(Saved entries)
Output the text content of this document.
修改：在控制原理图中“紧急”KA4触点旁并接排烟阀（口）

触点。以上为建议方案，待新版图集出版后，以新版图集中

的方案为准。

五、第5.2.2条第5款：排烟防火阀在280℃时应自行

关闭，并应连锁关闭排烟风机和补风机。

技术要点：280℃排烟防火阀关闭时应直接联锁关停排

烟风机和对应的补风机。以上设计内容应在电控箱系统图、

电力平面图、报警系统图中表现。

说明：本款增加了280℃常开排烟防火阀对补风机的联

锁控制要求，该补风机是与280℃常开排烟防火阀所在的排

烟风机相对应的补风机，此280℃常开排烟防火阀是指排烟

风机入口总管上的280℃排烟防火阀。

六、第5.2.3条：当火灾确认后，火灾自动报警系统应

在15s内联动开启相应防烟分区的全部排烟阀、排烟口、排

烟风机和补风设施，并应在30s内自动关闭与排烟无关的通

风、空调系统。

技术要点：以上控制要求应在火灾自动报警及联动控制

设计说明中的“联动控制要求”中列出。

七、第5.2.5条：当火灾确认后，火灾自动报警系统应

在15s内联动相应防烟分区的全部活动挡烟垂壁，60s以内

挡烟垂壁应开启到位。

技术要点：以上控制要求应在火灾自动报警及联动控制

Problem details:
Transcribe every record above exactly as it appears.

Final answer:
Output the text content of this document.
修改：在控制原理图中“紧急”KA4触点旁并接排烟阀（口）

触点。以上为建议方案，待新版图集出版后，以新版图集中

的方案为准。

五、第5.2.2条第5款：排烟防火阀在280℃时应自行

关闭，并应连锁关闭排烟风机和补风机。

技术要点：280℃排烟防火阀关闭时应直接联锁关停排

烟风机和对应的补风机。以上设计内容应在电控箱系统图、

电力平面图、报警系统图中表现。

说明：本款增加了280℃常开排烟防火阀对补风机的联

锁控制要求，该补风机是与280℃常开排烟防火阀所在的排

烟风机相对应的补风机，此280℃常开排烟防火阀是指排烟

风机入口总管上的280℃排烟防火阀。

六、第5.2.3条：当火灾确认后，火灾自动报警系统应

在15s内联动开启相应防烟分区的全部排烟阀、排烟口、排

烟风机和补风设施，并应在30s内自动关闭与排烟无关的通

风、空调系统。

技术要点：以上控制要求应在火灾自动报警及联动控制

设计说明中的“联动控制要求”中列出。

七、第5.2.5条：当火灾确认后，火灾自动报警系统应

在15s内联动相应防烟分区的全部活动挡烟垂壁，60s以内

挡烟垂壁应开启到位。

技术要点：以上控制要求应在火灾自动报警及联动控制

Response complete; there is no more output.